— begin —

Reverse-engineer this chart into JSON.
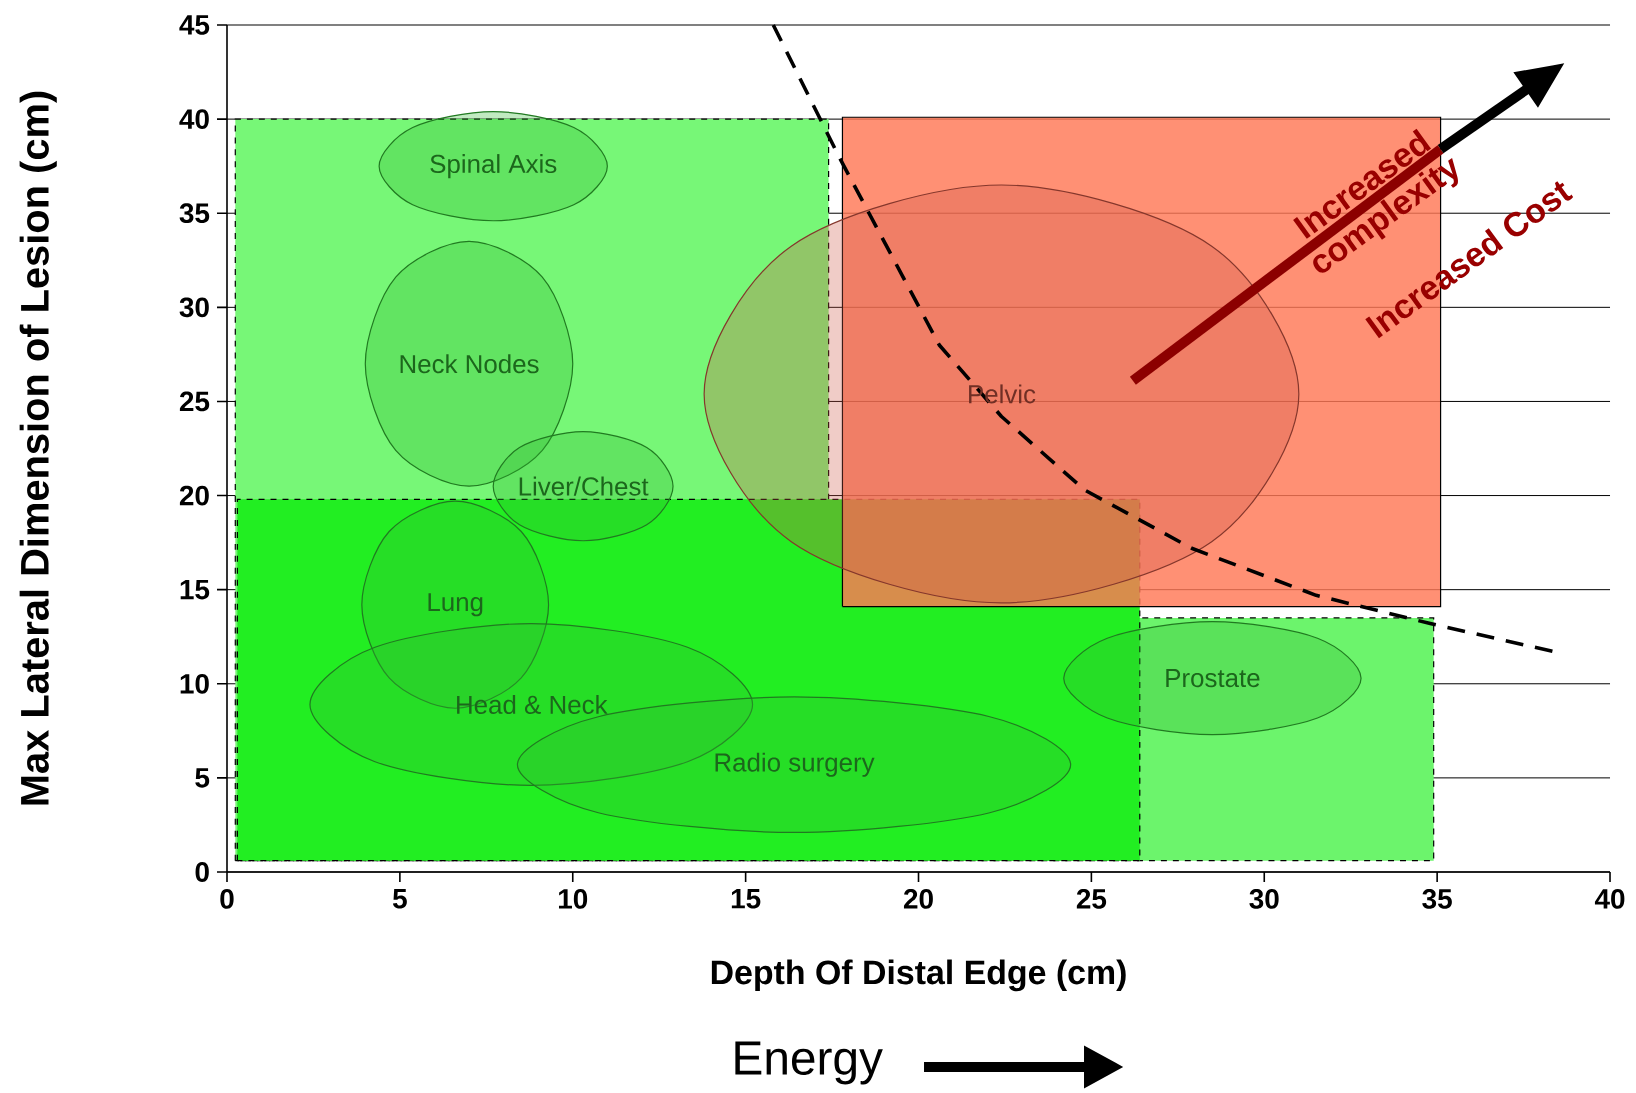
{
  "chart_data": {
    "type": "area",
    "xlabel": "Depth Of Distal Edge (cm)",
    "ylabel": "Max Lateral Dimension of Lesion (cm)",
    "xlim": [
      0,
      40
    ],
    "ylim": [
      0,
      45
    ],
    "xticks": [
      0,
      5,
      10,
      15,
      20,
      25,
      30,
      35,
      40
    ],
    "yticks": [
      0,
      5,
      10,
      15,
      20,
      25,
      30,
      35,
      40,
      45
    ],
    "grid": "y",
    "series": [
      {
        "color": "#77f777",
        "line_style": "dashed",
        "x": [
          0.24,
          0.24,
          17.4,
          17.4,
          0.24
        ],
        "values": [
          0.6,
          40,
          40,
          0.6,
          0.6
        ]
      },
      {
        "color": "#6cf46c",
        "line_style": "dashed",
        "x": [
          0.3,
          0.3,
          34.9,
          34.9,
          0.3
        ],
        "values": [
          0.6,
          13.5,
          13.5,
          0.6,
          0.6
        ]
      },
      {
        "color": "#22ee22",
        "line_style": "dashed",
        "x": [
          0.3,
          0.3,
          26.4,
          26.4,
          0.3
        ],
        "values": [
          0.6,
          19.8,
          19.8,
          0.6,
          0.6
        ]
      },
      {
        "color": "#ff7755",
        "line_style": "solid",
        "x": [
          17.8,
          17.8,
          35.1,
          35.1,
          17.8
        ],
        "values": [
          14.1,
          40.1,
          40.1,
          14.1,
          14.1
        ]
      },
      {
        "color": "#33bb33",
        "x": [
          11.0,
          10.03,
          7.7,
          5.37,
          4.4,
          5.37,
          7.7,
          10.03
        ],
        "values": [
          37.5,
          39.55,
          40.4,
          39.55,
          37.5,
          35.45,
          34.6,
          35.45
        ]
      },
      {
        "color": "#33bb33",
        "x": [
          10.0,
          9.12,
          7.0,
          4.88,
          4.0,
          4.88,
          7.0,
          9.12
        ],
        "values": [
          27.0,
          31.6,
          33.5,
          31.6,
          27.0,
          22.4,
          20.5,
          22.4
        ]
      },
      {
        "color": "#33bb33",
        "x": [
          12.9,
          12.14,
          10.3,
          8.46,
          7.7,
          8.46,
          10.3,
          12.14
        ],
        "values": [
          20.5,
          22.55,
          23.4,
          22.55,
          20.5,
          18.45,
          17.6,
          18.45
        ]
      },
      {
        "color": "#33bb33",
        "x": [
          9.3,
          8.51,
          6.6,
          4.69,
          3.9,
          4.69,
          6.6,
          8.51
        ],
        "values": [
          14.2,
          18.09,
          19.7,
          18.09,
          14.2,
          10.31,
          8.7,
          10.31
        ]
      },
      {
        "color": "#33bb33",
        "x": [
          15.2,
          13.32,
          8.8,
          4.28,
          2.4,
          4.28,
          8.8,
          13.32
        ],
        "values": [
          8.9,
          11.94,
          13.2,
          11.94,
          8.9,
          5.86,
          4.6,
          5.86
        ]
      },
      {
        "color": "#33bb33",
        "x": [
          24.4,
          22.06,
          16.4,
          10.74,
          8.4,
          10.74,
          16.4,
          22.06
        ],
        "values": [
          5.7,
          8.25,
          9.3,
          8.25,
          5.7,
          3.15,
          2.1,
          3.15
        ]
      },
      {
        "color": "#cc5544",
        "x": [
          31.0,
          28.48,
          22.4,
          16.32,
          13.8,
          16.32,
          22.4,
          28.48
        ],
        "values": [
          25.4,
          33.25,
          36.5,
          33.25,
          25.4,
          17.55,
          14.3,
          17.55
        ]
      },
      {
        "color": "#33bb33",
        "x": [
          32.8,
          31.54,
          28.5,
          25.46,
          24.2,
          25.46,
          28.5,
          31.54
        ],
        "values": [
          10.3,
          12.42,
          13.3,
          12.42,
          10.3,
          8.18,
          7.3,
          8.18
        ]
      },
      {
        "type": "line",
        "color": "#000000",
        "line_style": "dashed",
        "x": [
          15.8,
          17.7,
          20.6,
          22.4,
          24.8,
          27.9,
          31.5,
          34.8,
          38.4
        ],
        "values": [
          45,
          38,
          28,
          24.2,
          20.3,
          17.2,
          14.7,
          13.2,
          11.7
        ]
      }
    ],
    "annotations": [
      "Spinal Axis",
      "Neck Nodes",
      "Liver/Chest",
      "Lung",
      "Head & Neck",
      "Radio surgery",
      "Pelvic",
      "Prostate",
      "Increased complexity",
      "Increased Cost",
      "Energy"
    ]
  }
}
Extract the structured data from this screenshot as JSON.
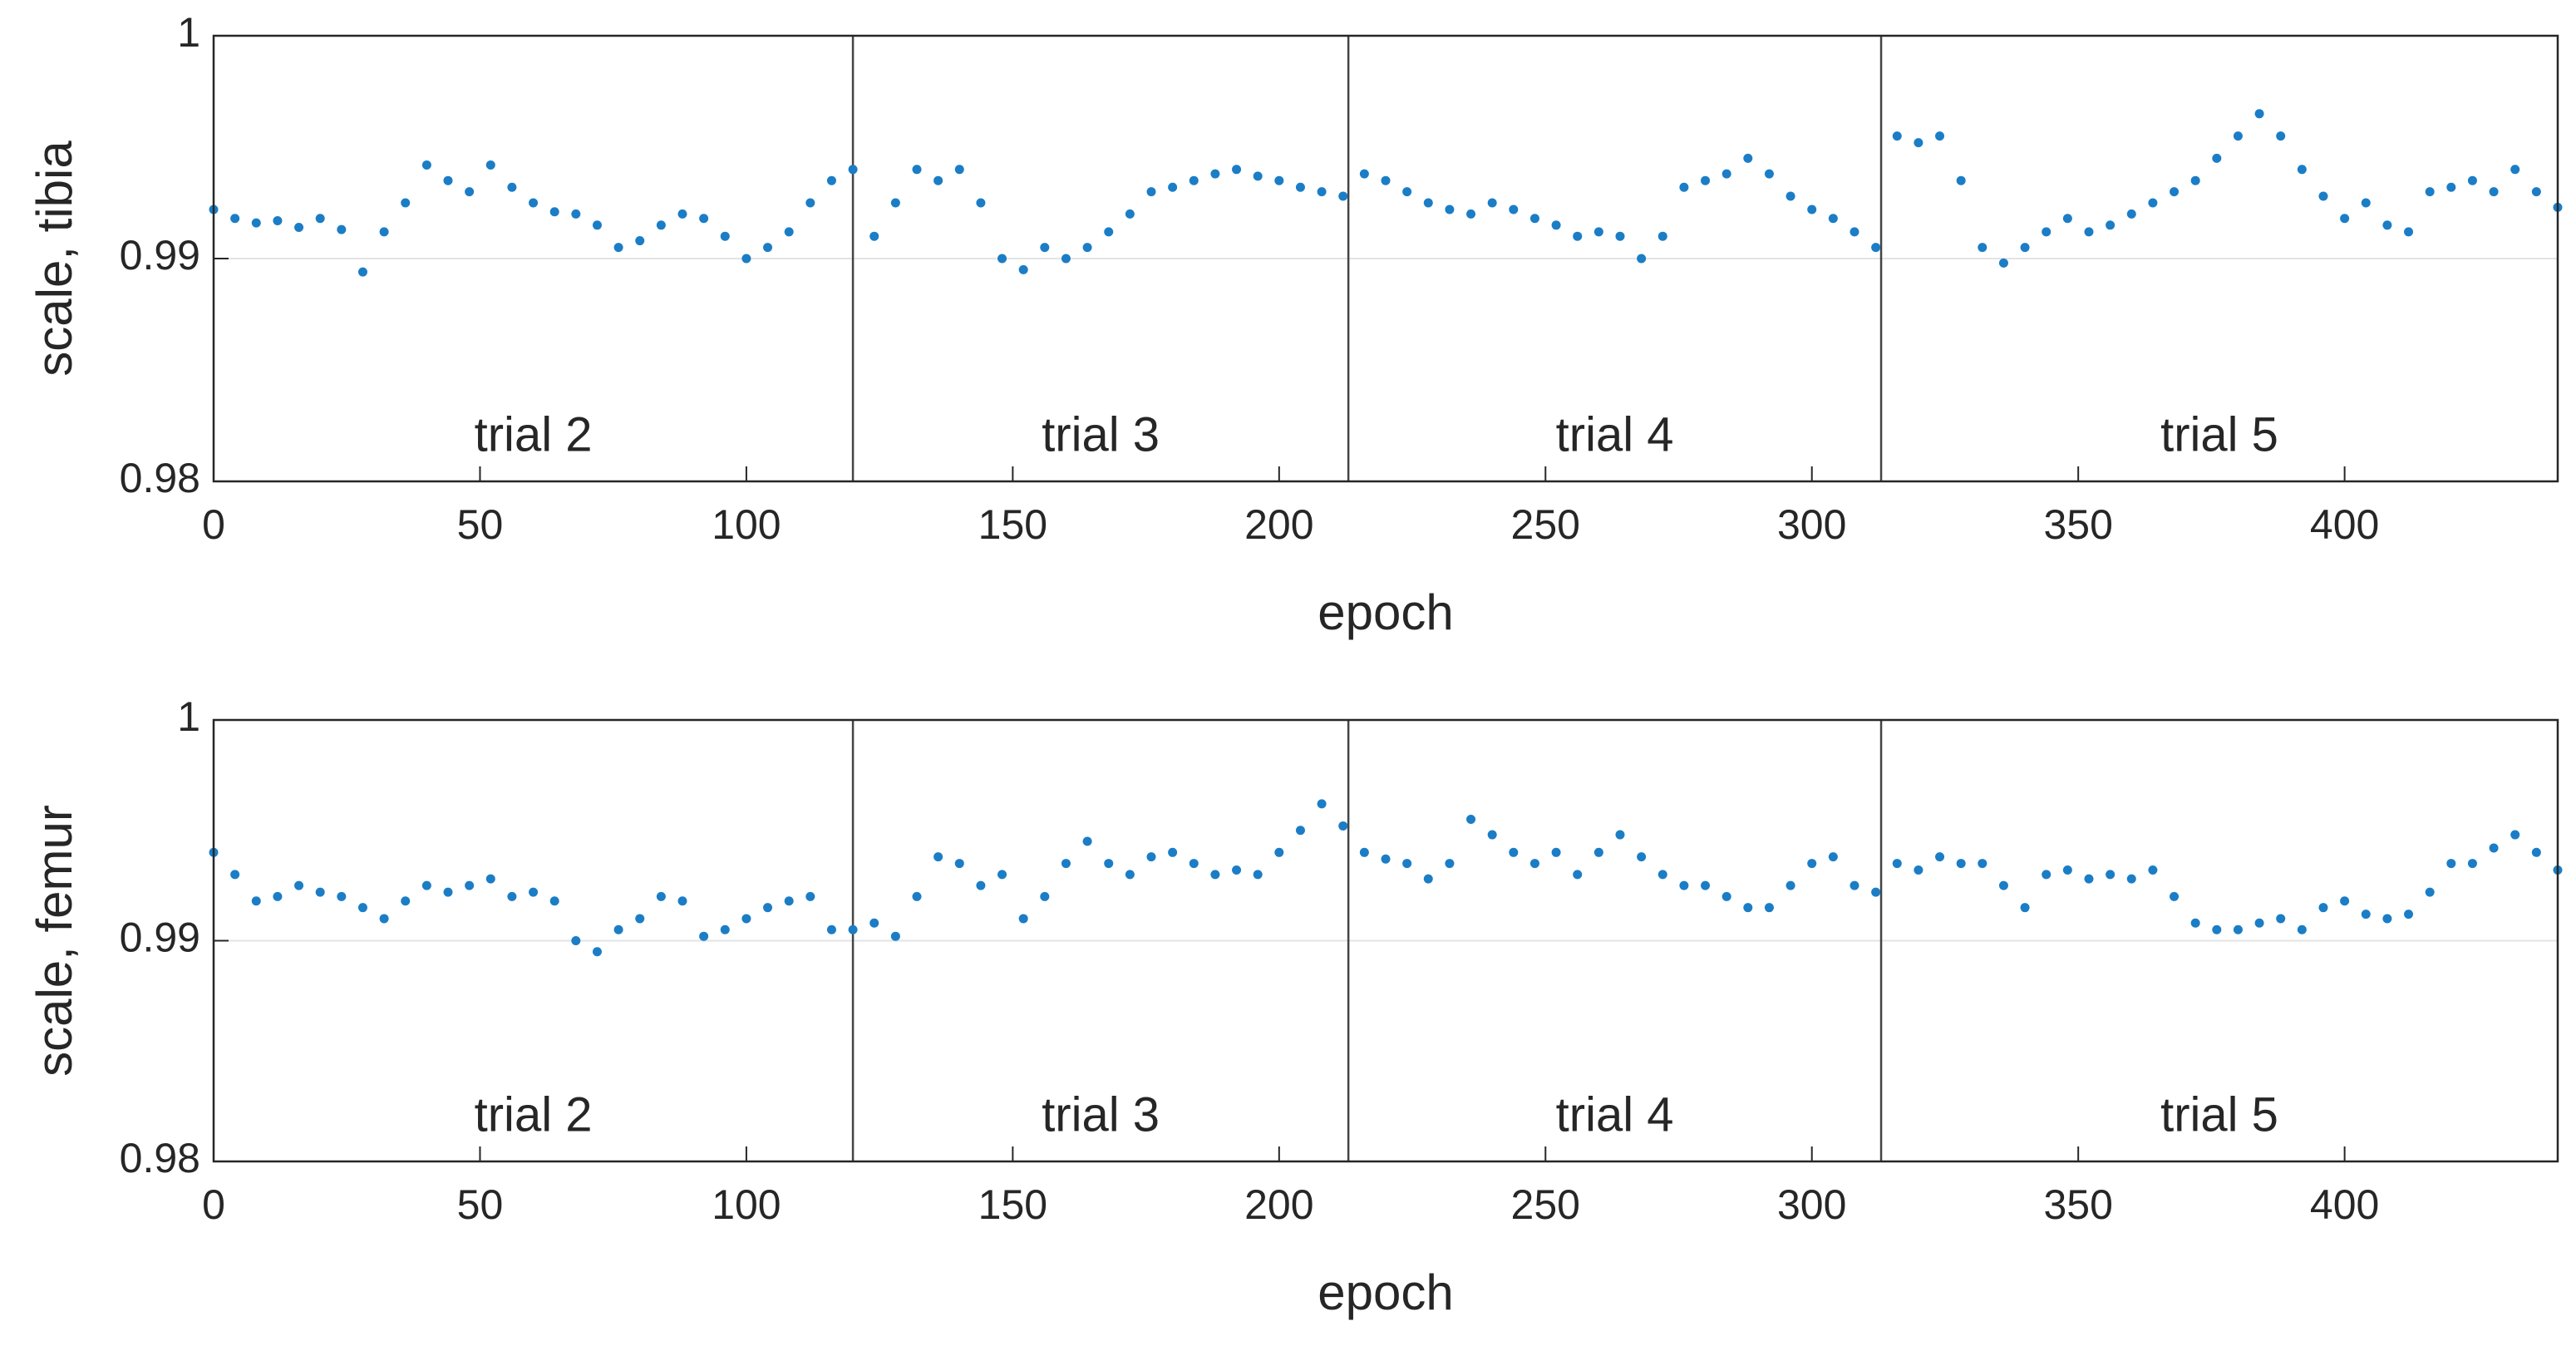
{
  "chart_data": [
    {
      "type": "scatter",
      "ylabel": "scale, tibia",
      "xlabel": "epoch",
      "color": "#1b7dc6",
      "xlim": [
        0,
        440
      ],
      "ylim": [
        0.98,
        1
      ],
      "xticks": [
        0,
        50,
        100,
        150,
        200,
        250,
        300,
        350,
        400
      ],
      "yticks": [
        0.98,
        0.99,
        1
      ],
      "grid": true,
      "dividers": [
        120,
        213,
        313
      ],
      "annotations": [
        "trial 2",
        "trial 3",
        "trial 4",
        "trial 5"
      ],
      "x": [
        0,
        4,
        8,
        12,
        16,
        20,
        24,
        28,
        32,
        36,
        40,
        44,
        48,
        52,
        56,
        60,
        64,
        68,
        72,
        76,
        80,
        84,
        88,
        92,
        96,
        100,
        104,
        108,
        112,
        116,
        120,
        124,
        128,
        132,
        136,
        140,
        144,
        148,
        152,
        156,
        160,
        164,
        168,
        172,
        176,
        180,
        184,
        188,
        192,
        196,
        200,
        204,
        208,
        212,
        216,
        220,
        224,
        228,
        232,
        236,
        240,
        244,
        248,
        252,
        256,
        260,
        264,
        268,
        272,
        276,
        280,
        284,
        288,
        292,
        296,
        300,
        304,
        308,
        312,
        316,
        320,
        324,
        328,
        332,
        336,
        340,
        344,
        348,
        352,
        356,
        360,
        364,
        368,
        372,
        376,
        380,
        384,
        388,
        392,
        396,
        400,
        404,
        408,
        412,
        416,
        420,
        424,
        428,
        432,
        436,
        440
      ],
      "values": [
        0.9922,
        0.9918,
        0.9916,
        0.9917,
        0.9914,
        0.9918,
        0.9913,
        0.9894,
        0.9912,
        0.9925,
        0.9942,
        0.9935,
        0.993,
        0.9942,
        0.9932,
        0.9925,
        0.9921,
        0.992,
        0.9915,
        0.9905,
        0.9908,
        0.9915,
        0.992,
        0.9918,
        0.991,
        0.99,
        0.9905,
        0.9912,
        0.9925,
        0.9935,
        0.994,
        0.991,
        0.9925,
        0.994,
        0.9935,
        0.994,
        0.9925,
        0.99,
        0.9895,
        0.9905,
        0.99,
        0.9905,
        0.9912,
        0.992,
        0.993,
        0.9932,
        0.9935,
        0.9938,
        0.994,
        0.9937,
        0.9935,
        0.9932,
        0.993,
        0.9928,
        0.9938,
        0.9935,
        0.993,
        0.9925,
        0.9922,
        0.992,
        0.9925,
        0.9922,
        0.9918,
        0.9915,
        0.991,
        0.9912,
        0.991,
        0.99,
        0.991,
        0.9932,
        0.9935,
        0.9938,
        0.9945,
        0.9938,
        0.9928,
        0.9922,
        0.9918,
        0.9912,
        0.9905,
        0.9955,
        0.9952,
        0.9955,
        0.9935,
        0.9905,
        0.9898,
        0.9905,
        0.9912,
        0.9918,
        0.9912,
        0.9915,
        0.992,
        0.9925,
        0.993,
        0.9935,
        0.9945,
        0.9955,
        0.9965,
        0.9955,
        0.994,
        0.9928,
        0.9918,
        0.9925,
        0.9915,
        0.9912,
        0.993,
        0.9932,
        0.9935,
        0.993,
        0.994,
        0.993,
        0.9923
      ]
    },
    {
      "type": "scatter",
      "ylabel": "scale, femur",
      "xlabel": "epoch",
      "color": "#1b7dc6",
      "xlim": [
        0,
        440
      ],
      "ylim": [
        0.98,
        1
      ],
      "xticks": [
        0,
        50,
        100,
        150,
        200,
        250,
        300,
        350,
        400
      ],
      "yticks": [
        0.98,
        0.99,
        1
      ],
      "grid": true,
      "dividers": [
        120,
        213,
        313
      ],
      "annotations": [
        "trial 2",
        "trial 3",
        "trial 4",
        "trial 5"
      ],
      "x": [
        0,
        4,
        8,
        12,
        16,
        20,
        24,
        28,
        32,
        36,
        40,
        44,
        48,
        52,
        56,
        60,
        64,
        68,
        72,
        76,
        80,
        84,
        88,
        92,
        96,
        100,
        104,
        108,
        112,
        116,
        120,
        124,
        128,
        132,
        136,
        140,
        144,
        148,
        152,
        156,
        160,
        164,
        168,
        172,
        176,
        180,
        184,
        188,
        192,
        196,
        200,
        204,
        208,
        212,
        216,
        220,
        224,
        228,
        232,
        236,
        240,
        244,
        248,
        252,
        256,
        260,
        264,
        268,
        272,
        276,
        280,
        284,
        288,
        292,
        296,
        300,
        304,
        308,
        312,
        316,
        320,
        324,
        328,
        332,
        336,
        340,
        344,
        348,
        352,
        356,
        360,
        364,
        368,
        372,
        376,
        380,
        384,
        388,
        392,
        396,
        400,
        404,
        408,
        412,
        416,
        420,
        424,
        428,
        432,
        436,
        440
      ],
      "values": [
        0.994,
        0.993,
        0.9918,
        0.992,
        0.9925,
        0.9922,
        0.992,
        0.9915,
        0.991,
        0.9918,
        0.9925,
        0.9922,
        0.9925,
        0.9928,
        0.992,
        0.9922,
        0.9918,
        0.99,
        0.9895,
        0.9905,
        0.991,
        0.992,
        0.9918,
        0.9902,
        0.9905,
        0.991,
        0.9915,
        0.9918,
        0.992,
        0.9905,
        0.9905,
        0.9908,
        0.9902,
        0.992,
        0.9938,
        0.9935,
        0.9925,
        0.993,
        0.991,
        0.992,
        0.9935,
        0.9945,
        0.9935,
        0.993,
        0.9938,
        0.994,
        0.9935,
        0.993,
        0.9932,
        0.993,
        0.994,
        0.995,
        0.9962,
        0.9952,
        0.994,
        0.9937,
        0.9935,
        0.9928,
        0.9935,
        0.9955,
        0.9948,
        0.994,
        0.9935,
        0.994,
        0.993,
        0.994,
        0.9948,
        0.9938,
        0.993,
        0.9925,
        0.9925,
        0.992,
        0.9915,
        0.9915,
        0.9925,
        0.9935,
        0.9938,
        0.9925,
        0.9922,
        0.9935,
        0.9932,
        0.9938,
        0.9935,
        0.9935,
        0.9925,
        0.9915,
        0.993,
        0.9932,
        0.9928,
        0.993,
        0.9928,
        0.9932,
        0.992,
        0.9908,
        0.9905,
        0.9905,
        0.9908,
        0.991,
        0.9905,
        0.9915,
        0.9918,
        0.9912,
        0.991,
        0.9912,
        0.9922,
        0.9935,
        0.9935,
        0.9942,
        0.9948,
        0.994,
        0.9932
      ]
    }
  ]
}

— end —

**What you will do:** How many lines of the listing above include the word "this"? Reply with the number alone.

**Result below:** 2